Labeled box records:
>>>

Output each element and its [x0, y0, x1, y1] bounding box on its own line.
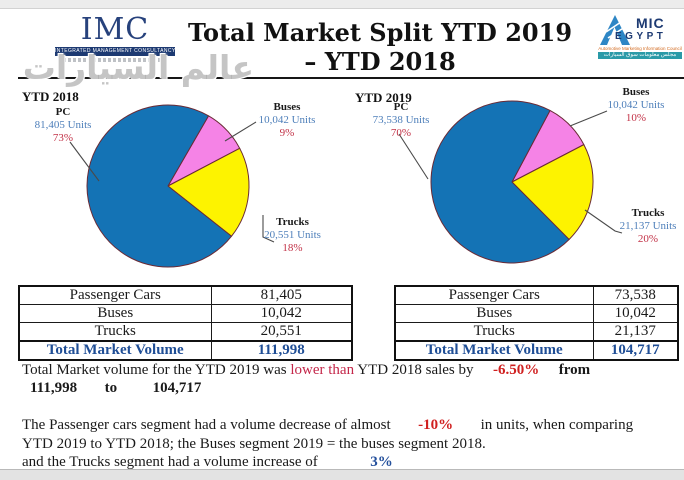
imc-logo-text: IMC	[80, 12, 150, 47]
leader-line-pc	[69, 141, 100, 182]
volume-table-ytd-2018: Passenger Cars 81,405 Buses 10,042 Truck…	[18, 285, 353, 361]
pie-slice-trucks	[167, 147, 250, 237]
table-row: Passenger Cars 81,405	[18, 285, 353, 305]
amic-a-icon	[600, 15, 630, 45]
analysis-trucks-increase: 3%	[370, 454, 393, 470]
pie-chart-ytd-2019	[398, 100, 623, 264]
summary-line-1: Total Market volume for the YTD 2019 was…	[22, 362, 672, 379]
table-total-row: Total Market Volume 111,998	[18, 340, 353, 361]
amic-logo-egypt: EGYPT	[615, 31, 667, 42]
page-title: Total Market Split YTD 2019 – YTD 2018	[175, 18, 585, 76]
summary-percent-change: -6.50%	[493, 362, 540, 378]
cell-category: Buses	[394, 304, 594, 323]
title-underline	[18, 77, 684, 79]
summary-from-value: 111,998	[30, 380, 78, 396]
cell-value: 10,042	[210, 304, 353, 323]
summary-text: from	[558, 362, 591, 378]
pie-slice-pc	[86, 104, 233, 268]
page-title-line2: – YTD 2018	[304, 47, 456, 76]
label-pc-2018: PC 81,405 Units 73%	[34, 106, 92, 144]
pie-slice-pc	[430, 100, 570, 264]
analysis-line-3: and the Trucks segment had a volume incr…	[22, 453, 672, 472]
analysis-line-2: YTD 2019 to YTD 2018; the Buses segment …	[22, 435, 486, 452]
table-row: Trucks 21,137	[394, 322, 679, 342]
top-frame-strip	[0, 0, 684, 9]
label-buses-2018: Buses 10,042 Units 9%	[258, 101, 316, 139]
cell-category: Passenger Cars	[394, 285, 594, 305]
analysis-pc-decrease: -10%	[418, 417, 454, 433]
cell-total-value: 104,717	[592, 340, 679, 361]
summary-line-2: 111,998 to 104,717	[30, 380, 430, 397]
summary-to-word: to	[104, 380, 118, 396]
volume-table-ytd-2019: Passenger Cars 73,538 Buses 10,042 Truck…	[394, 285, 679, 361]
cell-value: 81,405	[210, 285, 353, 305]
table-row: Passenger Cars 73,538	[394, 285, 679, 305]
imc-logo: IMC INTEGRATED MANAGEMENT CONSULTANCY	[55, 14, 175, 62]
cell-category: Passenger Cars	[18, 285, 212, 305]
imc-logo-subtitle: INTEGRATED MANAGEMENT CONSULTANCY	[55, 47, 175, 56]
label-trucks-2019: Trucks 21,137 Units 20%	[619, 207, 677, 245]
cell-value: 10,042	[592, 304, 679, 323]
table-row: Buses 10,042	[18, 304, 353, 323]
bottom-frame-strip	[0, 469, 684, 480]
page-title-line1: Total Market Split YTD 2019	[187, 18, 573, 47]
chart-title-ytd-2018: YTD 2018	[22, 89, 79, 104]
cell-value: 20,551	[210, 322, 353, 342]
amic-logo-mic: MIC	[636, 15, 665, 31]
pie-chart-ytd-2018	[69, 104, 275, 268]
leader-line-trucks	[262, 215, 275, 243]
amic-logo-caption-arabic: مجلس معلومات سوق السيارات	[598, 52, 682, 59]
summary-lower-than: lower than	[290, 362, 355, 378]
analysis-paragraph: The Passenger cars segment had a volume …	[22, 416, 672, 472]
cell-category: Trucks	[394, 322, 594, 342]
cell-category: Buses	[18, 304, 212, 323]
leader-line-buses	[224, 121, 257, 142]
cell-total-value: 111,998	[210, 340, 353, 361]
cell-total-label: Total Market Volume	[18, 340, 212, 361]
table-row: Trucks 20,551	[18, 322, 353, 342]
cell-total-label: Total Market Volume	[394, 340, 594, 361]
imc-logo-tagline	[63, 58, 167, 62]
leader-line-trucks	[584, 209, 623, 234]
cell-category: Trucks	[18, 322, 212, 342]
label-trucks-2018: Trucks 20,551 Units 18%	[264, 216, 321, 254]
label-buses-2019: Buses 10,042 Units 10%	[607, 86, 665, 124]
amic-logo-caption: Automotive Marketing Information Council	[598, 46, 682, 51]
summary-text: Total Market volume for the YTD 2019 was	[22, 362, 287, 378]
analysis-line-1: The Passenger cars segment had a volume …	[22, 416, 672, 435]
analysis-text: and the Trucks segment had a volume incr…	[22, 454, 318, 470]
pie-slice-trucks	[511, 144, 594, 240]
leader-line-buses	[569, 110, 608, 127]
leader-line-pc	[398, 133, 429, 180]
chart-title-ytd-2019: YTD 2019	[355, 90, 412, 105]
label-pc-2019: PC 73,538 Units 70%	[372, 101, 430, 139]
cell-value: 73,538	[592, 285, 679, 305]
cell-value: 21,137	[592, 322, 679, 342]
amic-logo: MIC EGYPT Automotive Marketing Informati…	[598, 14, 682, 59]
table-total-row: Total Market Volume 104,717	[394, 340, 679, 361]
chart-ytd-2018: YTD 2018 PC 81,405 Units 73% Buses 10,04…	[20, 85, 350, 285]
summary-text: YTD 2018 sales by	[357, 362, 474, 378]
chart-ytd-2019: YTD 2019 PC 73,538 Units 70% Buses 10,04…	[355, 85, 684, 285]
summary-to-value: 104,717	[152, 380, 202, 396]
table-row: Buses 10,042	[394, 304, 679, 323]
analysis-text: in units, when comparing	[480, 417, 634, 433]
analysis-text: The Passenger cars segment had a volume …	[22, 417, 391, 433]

<<<
>>>

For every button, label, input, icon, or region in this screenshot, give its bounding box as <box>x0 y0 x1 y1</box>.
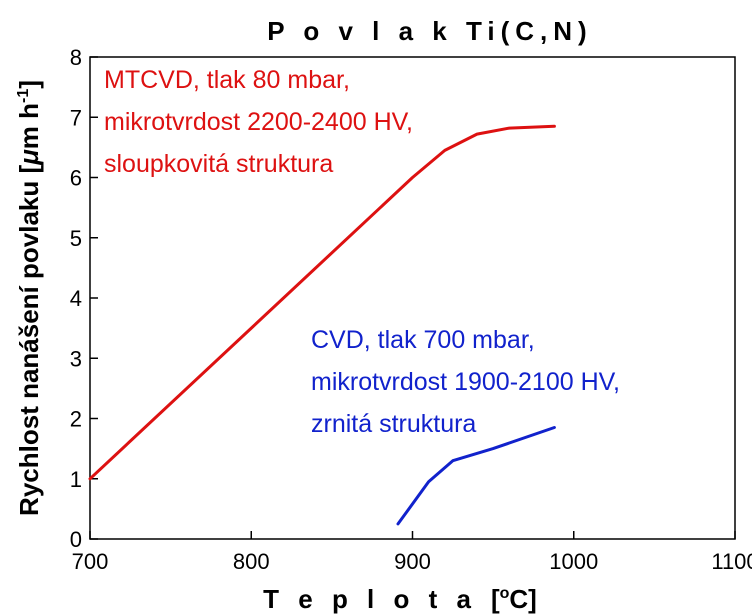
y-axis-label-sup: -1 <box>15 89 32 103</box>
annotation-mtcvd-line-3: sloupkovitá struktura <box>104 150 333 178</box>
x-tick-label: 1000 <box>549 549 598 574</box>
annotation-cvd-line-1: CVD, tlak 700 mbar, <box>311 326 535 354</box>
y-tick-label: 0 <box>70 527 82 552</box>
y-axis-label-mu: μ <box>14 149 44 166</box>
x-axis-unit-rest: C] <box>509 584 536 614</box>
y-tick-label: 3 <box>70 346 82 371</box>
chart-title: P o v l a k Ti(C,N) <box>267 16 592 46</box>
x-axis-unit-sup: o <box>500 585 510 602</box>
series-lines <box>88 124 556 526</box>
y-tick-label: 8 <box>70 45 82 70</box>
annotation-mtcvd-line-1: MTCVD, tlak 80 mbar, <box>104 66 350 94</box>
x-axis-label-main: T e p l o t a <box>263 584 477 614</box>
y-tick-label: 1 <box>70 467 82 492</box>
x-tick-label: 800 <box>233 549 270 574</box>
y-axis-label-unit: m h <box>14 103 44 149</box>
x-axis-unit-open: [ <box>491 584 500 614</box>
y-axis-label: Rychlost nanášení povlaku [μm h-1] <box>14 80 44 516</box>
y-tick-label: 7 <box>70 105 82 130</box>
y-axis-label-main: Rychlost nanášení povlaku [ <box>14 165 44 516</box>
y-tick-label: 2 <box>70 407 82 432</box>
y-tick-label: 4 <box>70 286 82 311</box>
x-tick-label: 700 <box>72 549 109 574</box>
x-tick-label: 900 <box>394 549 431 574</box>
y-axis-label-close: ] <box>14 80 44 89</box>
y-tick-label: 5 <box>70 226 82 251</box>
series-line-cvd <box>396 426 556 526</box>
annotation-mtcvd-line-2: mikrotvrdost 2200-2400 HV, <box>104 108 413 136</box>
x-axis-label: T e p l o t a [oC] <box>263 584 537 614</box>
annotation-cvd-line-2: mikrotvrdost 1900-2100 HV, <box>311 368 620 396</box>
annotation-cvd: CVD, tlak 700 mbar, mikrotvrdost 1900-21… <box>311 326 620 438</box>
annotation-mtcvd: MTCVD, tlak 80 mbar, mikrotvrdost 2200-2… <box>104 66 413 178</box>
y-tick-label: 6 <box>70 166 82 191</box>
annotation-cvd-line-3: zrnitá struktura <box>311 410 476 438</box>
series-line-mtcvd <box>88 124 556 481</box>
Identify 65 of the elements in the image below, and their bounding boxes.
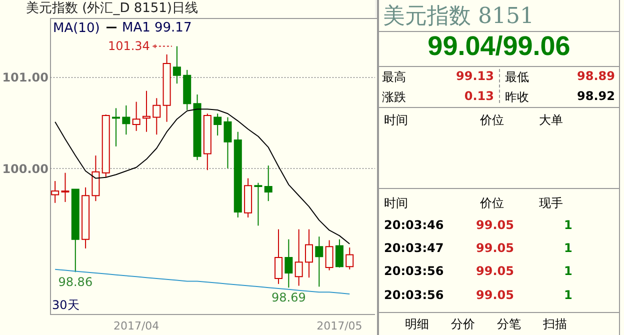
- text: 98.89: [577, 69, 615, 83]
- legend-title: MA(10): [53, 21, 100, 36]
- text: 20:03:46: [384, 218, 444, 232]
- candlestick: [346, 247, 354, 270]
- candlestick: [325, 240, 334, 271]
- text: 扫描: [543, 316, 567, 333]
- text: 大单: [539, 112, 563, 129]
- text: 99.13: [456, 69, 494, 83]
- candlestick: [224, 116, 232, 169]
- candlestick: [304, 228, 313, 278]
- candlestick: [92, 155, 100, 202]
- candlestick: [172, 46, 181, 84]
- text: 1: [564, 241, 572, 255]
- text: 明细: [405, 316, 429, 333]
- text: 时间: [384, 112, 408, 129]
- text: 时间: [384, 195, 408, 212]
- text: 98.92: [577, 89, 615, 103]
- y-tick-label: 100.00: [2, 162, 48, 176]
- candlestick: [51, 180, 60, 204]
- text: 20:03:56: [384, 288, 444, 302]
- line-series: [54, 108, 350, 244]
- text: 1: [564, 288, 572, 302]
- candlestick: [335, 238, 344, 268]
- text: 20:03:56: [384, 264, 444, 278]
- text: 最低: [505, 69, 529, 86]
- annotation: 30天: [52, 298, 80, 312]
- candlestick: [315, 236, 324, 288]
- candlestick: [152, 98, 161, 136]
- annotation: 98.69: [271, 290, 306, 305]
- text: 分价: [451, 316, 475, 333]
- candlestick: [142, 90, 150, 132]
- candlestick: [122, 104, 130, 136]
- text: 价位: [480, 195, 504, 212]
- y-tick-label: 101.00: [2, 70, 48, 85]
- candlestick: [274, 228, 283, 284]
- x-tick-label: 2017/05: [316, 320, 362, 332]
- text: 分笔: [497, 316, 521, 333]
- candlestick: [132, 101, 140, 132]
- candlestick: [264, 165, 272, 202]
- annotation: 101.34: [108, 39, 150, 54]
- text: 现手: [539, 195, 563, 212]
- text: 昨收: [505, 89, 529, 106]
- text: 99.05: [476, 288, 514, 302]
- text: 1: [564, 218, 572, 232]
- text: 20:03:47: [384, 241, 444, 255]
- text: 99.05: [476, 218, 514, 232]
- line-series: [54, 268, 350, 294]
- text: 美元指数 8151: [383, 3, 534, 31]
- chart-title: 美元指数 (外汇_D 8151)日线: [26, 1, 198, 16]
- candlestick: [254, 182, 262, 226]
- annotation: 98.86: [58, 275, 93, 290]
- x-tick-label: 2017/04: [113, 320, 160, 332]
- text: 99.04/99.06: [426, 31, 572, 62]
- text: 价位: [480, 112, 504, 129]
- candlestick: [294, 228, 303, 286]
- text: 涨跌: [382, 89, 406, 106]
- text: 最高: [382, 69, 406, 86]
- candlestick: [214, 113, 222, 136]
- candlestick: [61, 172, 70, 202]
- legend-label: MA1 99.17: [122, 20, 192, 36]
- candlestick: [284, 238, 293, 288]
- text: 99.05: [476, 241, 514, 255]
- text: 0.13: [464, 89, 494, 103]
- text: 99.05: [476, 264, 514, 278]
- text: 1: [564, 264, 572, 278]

<<<

WHAT IS ASKED :: Repeat the entries from the line with "y-axis-label-sup: -1 <box>15 89 32 103</box>" up to and including the line with "y-tick-label: 8 <box>70 45 82 70</box>".

SOLUTION ::
y-axis-label-sup: -1 <box>15 89 32 103</box>
annotation-mtcvd-line-3: sloupkovitá struktura <box>104 150 333 178</box>
x-tick-label: 1000 <box>549 549 598 574</box>
annotation-cvd-line-1: CVD, tlak 700 mbar, <box>311 326 535 354</box>
y-tick-label: 0 <box>70 527 82 552</box>
y-axis-label-mu: μ <box>14 149 44 166</box>
x-axis-unit-rest: C] <box>509 584 536 614</box>
y-tick-label: 3 <box>70 346 82 371</box>
chart-title: P o v l a k Ti(C,N) <box>267 16 592 46</box>
x-axis-unit-sup: o <box>500 585 510 602</box>
series-lines <box>88 124 556 526</box>
y-tick-label: 8 <box>70 45 82 70</box>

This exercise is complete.